►
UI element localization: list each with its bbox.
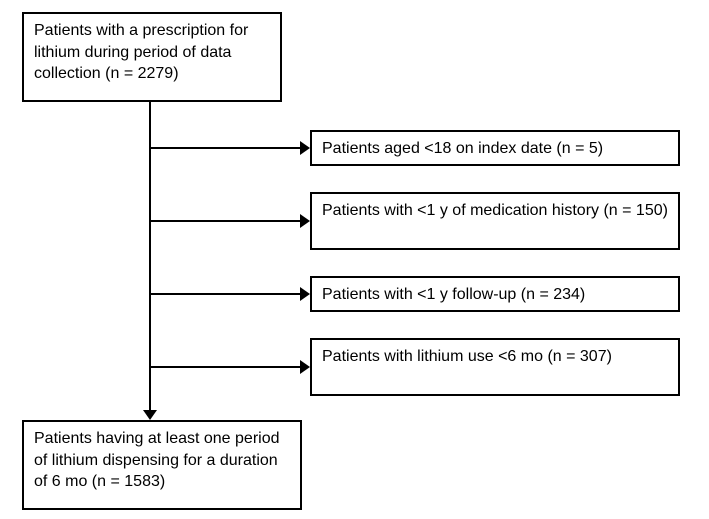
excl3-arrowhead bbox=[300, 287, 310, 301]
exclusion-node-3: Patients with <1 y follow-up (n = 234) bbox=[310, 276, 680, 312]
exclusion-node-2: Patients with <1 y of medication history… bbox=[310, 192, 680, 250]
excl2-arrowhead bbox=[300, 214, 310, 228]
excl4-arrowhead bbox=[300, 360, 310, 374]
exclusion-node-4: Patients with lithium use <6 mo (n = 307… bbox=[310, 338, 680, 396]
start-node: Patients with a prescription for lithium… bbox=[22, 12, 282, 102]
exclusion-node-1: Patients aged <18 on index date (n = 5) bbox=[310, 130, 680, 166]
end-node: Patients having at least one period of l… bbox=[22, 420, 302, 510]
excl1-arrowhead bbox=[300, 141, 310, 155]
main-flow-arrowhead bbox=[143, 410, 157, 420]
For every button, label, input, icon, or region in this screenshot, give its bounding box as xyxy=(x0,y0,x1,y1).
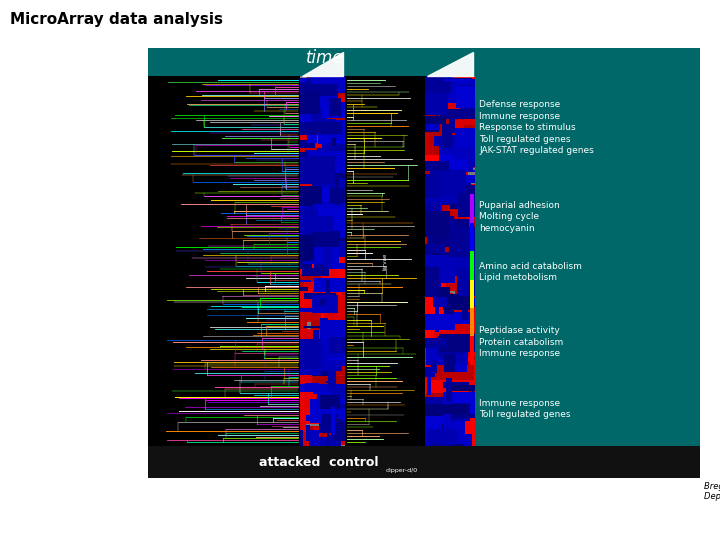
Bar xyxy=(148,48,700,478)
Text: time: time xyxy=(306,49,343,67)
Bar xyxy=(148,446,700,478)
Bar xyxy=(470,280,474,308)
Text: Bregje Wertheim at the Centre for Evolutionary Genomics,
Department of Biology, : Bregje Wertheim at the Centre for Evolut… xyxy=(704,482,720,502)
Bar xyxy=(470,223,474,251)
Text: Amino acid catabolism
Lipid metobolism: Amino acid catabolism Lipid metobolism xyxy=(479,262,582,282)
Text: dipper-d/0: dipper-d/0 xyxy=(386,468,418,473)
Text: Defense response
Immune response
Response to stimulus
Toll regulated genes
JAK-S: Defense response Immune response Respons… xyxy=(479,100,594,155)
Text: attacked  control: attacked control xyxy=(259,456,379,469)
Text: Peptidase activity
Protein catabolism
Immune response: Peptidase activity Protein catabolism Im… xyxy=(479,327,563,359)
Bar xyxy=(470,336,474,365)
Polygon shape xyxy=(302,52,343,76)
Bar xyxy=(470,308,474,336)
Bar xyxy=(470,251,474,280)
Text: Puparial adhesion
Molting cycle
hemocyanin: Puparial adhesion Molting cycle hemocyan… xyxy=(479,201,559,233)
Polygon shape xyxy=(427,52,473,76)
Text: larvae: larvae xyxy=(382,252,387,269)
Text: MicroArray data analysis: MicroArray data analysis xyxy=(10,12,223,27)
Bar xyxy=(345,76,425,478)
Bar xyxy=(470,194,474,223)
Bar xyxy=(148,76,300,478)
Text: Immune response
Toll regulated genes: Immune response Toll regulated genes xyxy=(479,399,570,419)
◄
►
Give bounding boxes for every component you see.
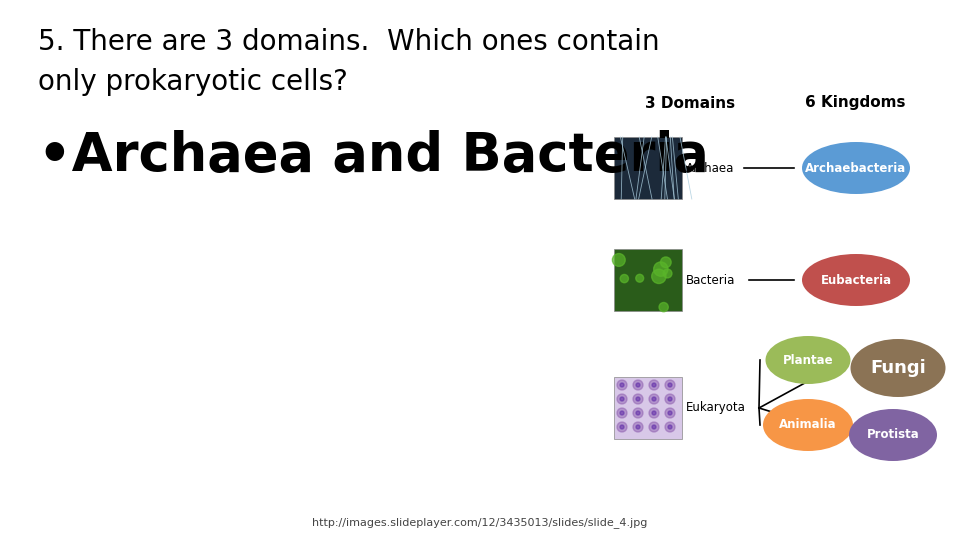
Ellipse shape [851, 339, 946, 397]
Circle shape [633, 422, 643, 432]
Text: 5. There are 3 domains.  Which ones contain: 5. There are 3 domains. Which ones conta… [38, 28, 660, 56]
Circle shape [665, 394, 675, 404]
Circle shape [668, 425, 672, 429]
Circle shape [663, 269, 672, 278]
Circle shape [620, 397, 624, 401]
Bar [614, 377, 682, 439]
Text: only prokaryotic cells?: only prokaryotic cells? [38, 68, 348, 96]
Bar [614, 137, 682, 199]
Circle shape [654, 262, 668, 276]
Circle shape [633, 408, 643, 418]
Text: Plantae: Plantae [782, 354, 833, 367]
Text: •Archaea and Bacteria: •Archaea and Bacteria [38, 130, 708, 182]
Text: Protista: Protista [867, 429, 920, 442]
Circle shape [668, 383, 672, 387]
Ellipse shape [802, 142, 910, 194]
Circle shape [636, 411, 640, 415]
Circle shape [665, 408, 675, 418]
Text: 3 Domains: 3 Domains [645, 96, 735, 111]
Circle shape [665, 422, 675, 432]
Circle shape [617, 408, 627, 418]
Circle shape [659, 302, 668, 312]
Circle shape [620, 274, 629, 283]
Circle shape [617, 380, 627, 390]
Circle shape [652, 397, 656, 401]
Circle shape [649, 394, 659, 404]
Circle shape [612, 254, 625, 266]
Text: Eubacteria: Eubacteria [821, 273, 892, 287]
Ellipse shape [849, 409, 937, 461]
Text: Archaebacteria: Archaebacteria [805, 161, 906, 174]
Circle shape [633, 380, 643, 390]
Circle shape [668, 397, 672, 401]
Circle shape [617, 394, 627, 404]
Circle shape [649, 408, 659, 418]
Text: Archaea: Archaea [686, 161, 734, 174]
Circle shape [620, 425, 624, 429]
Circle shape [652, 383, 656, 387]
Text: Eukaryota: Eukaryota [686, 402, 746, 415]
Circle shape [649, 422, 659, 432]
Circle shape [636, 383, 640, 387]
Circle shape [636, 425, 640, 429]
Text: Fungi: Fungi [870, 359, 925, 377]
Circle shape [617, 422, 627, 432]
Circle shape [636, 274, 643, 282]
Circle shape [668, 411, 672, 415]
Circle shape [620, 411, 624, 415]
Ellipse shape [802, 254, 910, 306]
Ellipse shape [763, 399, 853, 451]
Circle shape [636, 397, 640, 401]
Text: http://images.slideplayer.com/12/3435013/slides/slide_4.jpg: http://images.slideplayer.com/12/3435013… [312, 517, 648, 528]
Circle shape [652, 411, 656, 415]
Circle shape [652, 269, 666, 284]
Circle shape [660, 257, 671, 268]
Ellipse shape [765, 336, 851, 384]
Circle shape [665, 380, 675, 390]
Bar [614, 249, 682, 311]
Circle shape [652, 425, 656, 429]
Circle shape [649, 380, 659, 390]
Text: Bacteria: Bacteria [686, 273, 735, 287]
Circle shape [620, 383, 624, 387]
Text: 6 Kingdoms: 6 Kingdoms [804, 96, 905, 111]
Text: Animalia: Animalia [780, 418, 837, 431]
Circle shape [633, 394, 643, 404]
◄
Task goal =
Out of the preceding entries, pull each line that contains the word "genes".

Solution to the problem =
Toll regulated genes
Toll regulated genes: Immune response Toll regulated genes xyxy=(479,399,570,419)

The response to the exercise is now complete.